# TASK GOAL
Return the lines starting with the line that contains "Text: 82210D: 82210D (570, 308, 613, 321)" and going on through the line that contains "Text: 81601: 81601 (721, 483, 755, 497)", with both of those lines included, exactly as they appear in the records.

____________

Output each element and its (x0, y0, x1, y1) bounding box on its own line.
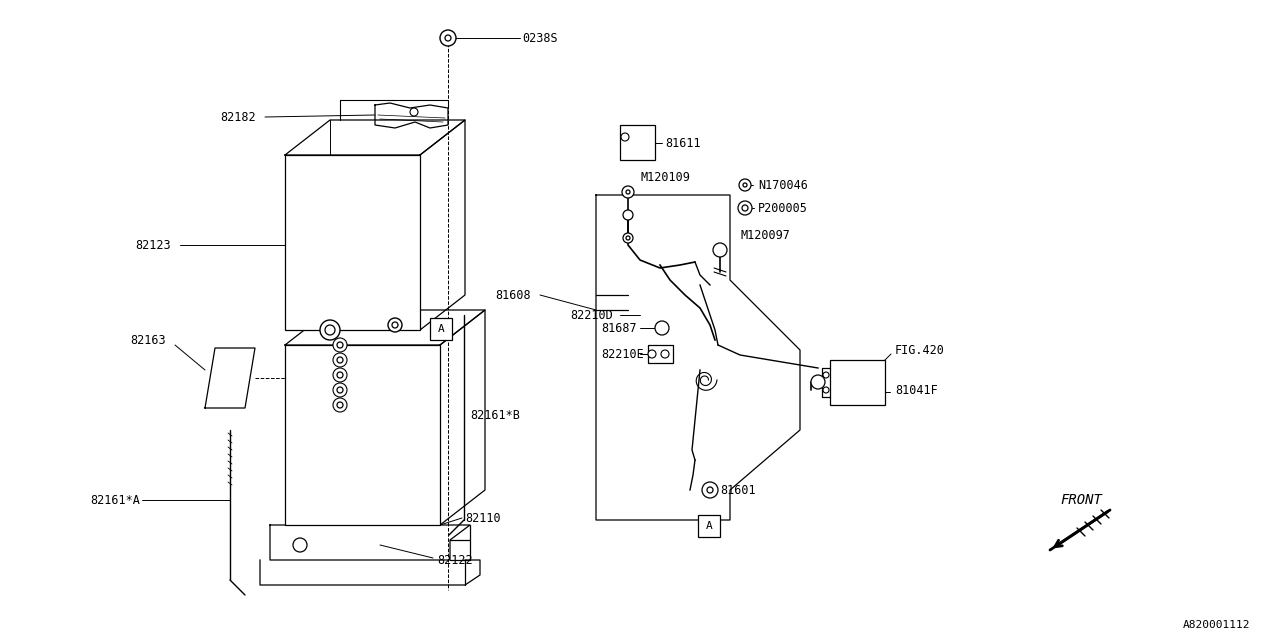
Text: 82210D: 82210D (570, 308, 613, 321)
Circle shape (320, 320, 340, 340)
Circle shape (823, 387, 829, 393)
Text: M120097: M120097 (740, 228, 790, 241)
Text: 82161*A: 82161*A (90, 493, 140, 506)
Circle shape (648, 350, 657, 358)
Text: 82163: 82163 (131, 333, 165, 346)
Circle shape (333, 383, 347, 397)
Circle shape (333, 338, 347, 352)
Circle shape (337, 357, 343, 363)
Circle shape (660, 350, 669, 358)
Circle shape (333, 398, 347, 412)
Circle shape (823, 372, 829, 378)
Circle shape (445, 35, 451, 41)
Circle shape (392, 322, 398, 328)
Circle shape (333, 368, 347, 382)
Circle shape (388, 318, 402, 332)
Text: A: A (438, 324, 444, 334)
Text: FRONT: FRONT (1060, 493, 1102, 507)
Text: FIG.420: FIG.420 (895, 344, 945, 356)
Text: 81687: 81687 (602, 321, 636, 335)
Circle shape (739, 201, 753, 215)
Circle shape (325, 325, 335, 335)
Text: A: A (705, 521, 713, 531)
Text: 82110: 82110 (465, 511, 500, 525)
Circle shape (621, 133, 628, 141)
Circle shape (742, 183, 748, 187)
Bar (698, 515, 721, 537)
Circle shape (742, 205, 748, 211)
Bar (285, 155, 420, 330)
Circle shape (440, 30, 456, 46)
Text: 82210E: 82210E (602, 348, 644, 360)
Text: P200005: P200005 (758, 202, 808, 214)
Text: 82122: 82122 (436, 554, 472, 566)
Circle shape (655, 321, 669, 335)
Text: 81601: 81601 (721, 483, 755, 497)
Circle shape (333, 353, 347, 367)
Bar (620, 125, 655, 160)
Text: N170046: N170046 (758, 179, 808, 191)
Circle shape (293, 538, 307, 552)
Circle shape (623, 233, 634, 243)
Circle shape (337, 402, 343, 408)
Circle shape (337, 387, 343, 393)
Circle shape (626, 236, 630, 240)
Circle shape (410, 108, 419, 116)
Text: 81041F: 81041F (895, 383, 938, 397)
Bar (285, 345, 440, 525)
Text: A820001112: A820001112 (1183, 620, 1251, 630)
Text: 82123: 82123 (134, 239, 170, 252)
Bar (829, 360, 884, 405)
Text: 82182: 82182 (220, 111, 256, 124)
Circle shape (626, 190, 630, 194)
Circle shape (739, 179, 751, 191)
Circle shape (622, 186, 634, 198)
Text: M120109: M120109 (640, 170, 690, 184)
Bar (648, 345, 673, 363)
Text: 81608: 81608 (495, 289, 531, 301)
Circle shape (623, 210, 634, 220)
Circle shape (812, 375, 826, 389)
Text: 0238S: 0238S (522, 31, 558, 45)
Circle shape (707, 487, 713, 493)
Circle shape (337, 342, 343, 348)
Circle shape (337, 372, 343, 378)
Circle shape (713, 243, 727, 257)
Bar (430, 318, 452, 340)
Text: 81611: 81611 (666, 136, 700, 150)
Text: 82161*B: 82161*B (470, 408, 520, 422)
Circle shape (701, 482, 718, 498)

____________

# WRITTEN SOLUTION
Text: 82210D: 82210D (570, 308, 613, 321)
Circle shape (320, 320, 340, 340)
Circle shape (823, 387, 829, 393)
Text: M120097: M120097 (740, 228, 790, 241)
Text: 82161*A: 82161*A (90, 493, 140, 506)
Circle shape (648, 350, 657, 358)
Text: 82163: 82163 (131, 333, 165, 346)
Circle shape (333, 383, 347, 397)
Circle shape (333, 338, 347, 352)
Circle shape (337, 357, 343, 363)
Circle shape (660, 350, 669, 358)
Circle shape (333, 398, 347, 412)
Circle shape (823, 372, 829, 378)
Circle shape (445, 35, 451, 41)
Circle shape (392, 322, 398, 328)
Circle shape (333, 368, 347, 382)
Circle shape (388, 318, 402, 332)
Text: A: A (438, 324, 444, 334)
Text: FRONT: FRONT (1060, 493, 1102, 507)
Text: FIG.420: FIG.420 (895, 344, 945, 356)
Text: 81687: 81687 (602, 321, 636, 335)
Circle shape (739, 201, 753, 215)
Circle shape (325, 325, 335, 335)
Text: A: A (705, 521, 713, 531)
Text: 82110: 82110 (465, 511, 500, 525)
Circle shape (621, 133, 628, 141)
Circle shape (742, 183, 748, 187)
Bar (698, 515, 721, 537)
Circle shape (742, 205, 748, 211)
Bar (285, 155, 420, 330)
Circle shape (440, 30, 456, 46)
Text: 82210E: 82210E (602, 348, 644, 360)
Text: P200005: P200005 (758, 202, 808, 214)
Text: 82122: 82122 (436, 554, 472, 566)
Circle shape (655, 321, 669, 335)
Text: 81601: 81601 (721, 483, 755, 497)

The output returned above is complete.